**What the exercise asks**
Your copy should match the listing below exactly, except that it holds no images.

**Source information**
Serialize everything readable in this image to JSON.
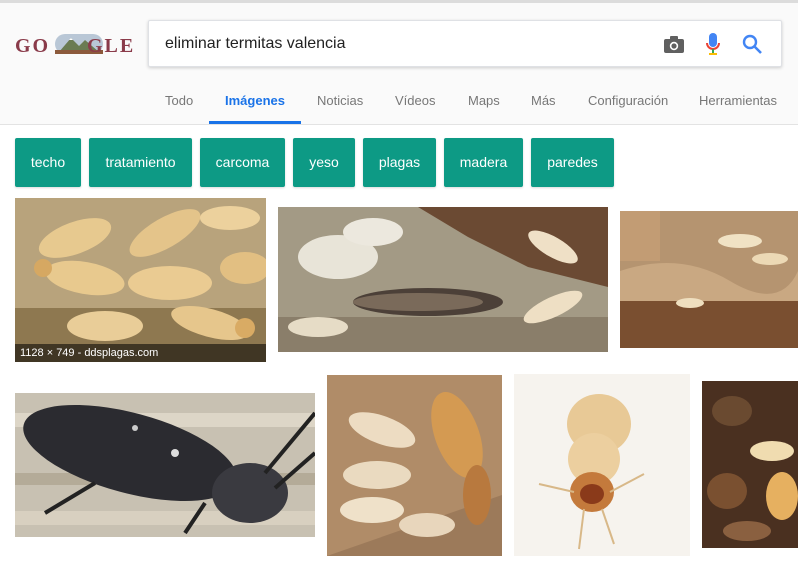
{
  "logo": {
    "text_left": "GO",
    "text_right": "GLE",
    "name": "google-logo"
  },
  "search": {
    "query": "eliminar termitas valencia",
    "placeholder": ""
  },
  "tabs": [
    {
      "label": "Todo"
    },
    {
      "label": "Imágenes",
      "active": true
    },
    {
      "label": "Noticias"
    },
    {
      "label": "Vídeos"
    },
    {
      "label": "Maps"
    },
    {
      "label": "Más"
    },
    {
      "label": "Configuración"
    },
    {
      "label": "Herramientas"
    }
  ],
  "chips": [
    "techo",
    "tratamiento",
    "carcoma",
    "yeso",
    "plagas",
    "madera",
    "paredes"
  ],
  "results": [
    {
      "subject": "termite-colony",
      "caption": "1128 × 749 - ddsplagas.com"
    },
    {
      "subject": "termites-larva-on-wood"
    },
    {
      "subject": "termites-in-wood-tunnels"
    },
    {
      "subject": "longhorn-beetle"
    },
    {
      "subject": "termite-soldier-and-workers"
    },
    {
      "subject": "single-termite-closeup"
    },
    {
      "subject": "termites-in-soil"
    }
  ],
  "colors": {
    "accent_blue": "#1a73e8",
    "chip_teal": "#0d9a85",
    "logo": "#8a3b4a"
  },
  "icons": {
    "camera": "camera-icon",
    "mic": "microphone-icon",
    "search": "search-icon"
  }
}
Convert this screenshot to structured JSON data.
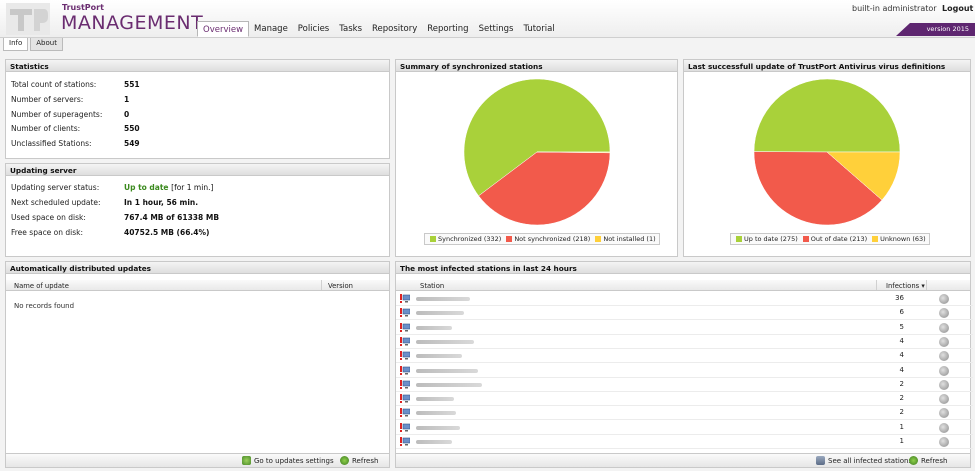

**Response to this task**
Serialize everything readable in this image to JSON.
{
  "logo": {
    "text_left": "GO",
    "text_right": "GLE",
    "name": "google-logo"
  },
  "search": {
    "query": "eliminar termitas valencia",
    "placeholder": ""
  },
  "tabs": [
    {
      "label": "Todo"
    },
    {
      "label": "Imágenes",
      "active": true
    },
    {
      "label": "Noticias"
    },
    {
      "label": "Vídeos"
    },
    {
      "label": "Maps"
    },
    {
      "label": "Más"
    },
    {
      "label": "Configuración"
    },
    {
      "label": "Herramientas"
    }
  ],
  "chips": [
    "techo",
    "tratamiento",
    "carcoma",
    "yeso",
    "plagas",
    "madera",
    "paredes"
  ],
  "results": [
    {
      "subject": "termite-colony",
      "caption": "1128 × 749 - ddsplagas.com"
    },
    {
      "subject": "termites-larva-on-wood"
    },
    {
      "subject": "termites-in-wood-tunnels"
    },
    {
      "subject": "longhorn-beetle"
    },
    {
      "subject": "termite-soldier-and-workers"
    },
    {
      "subject": "single-termite-closeup"
    },
    {
      "subject": "termites-in-soil"
    }
  ],
  "colors": {
    "accent_blue": "#1a73e8",
    "chip_teal": "#0d9a85",
    "logo": "#8a3b4a"
  },
  "icons": {
    "camera": "camera-icon",
    "mic": "microphone-icon",
    "search": "search-icon"
  }
}
Convert this screenshot to structured JSON data.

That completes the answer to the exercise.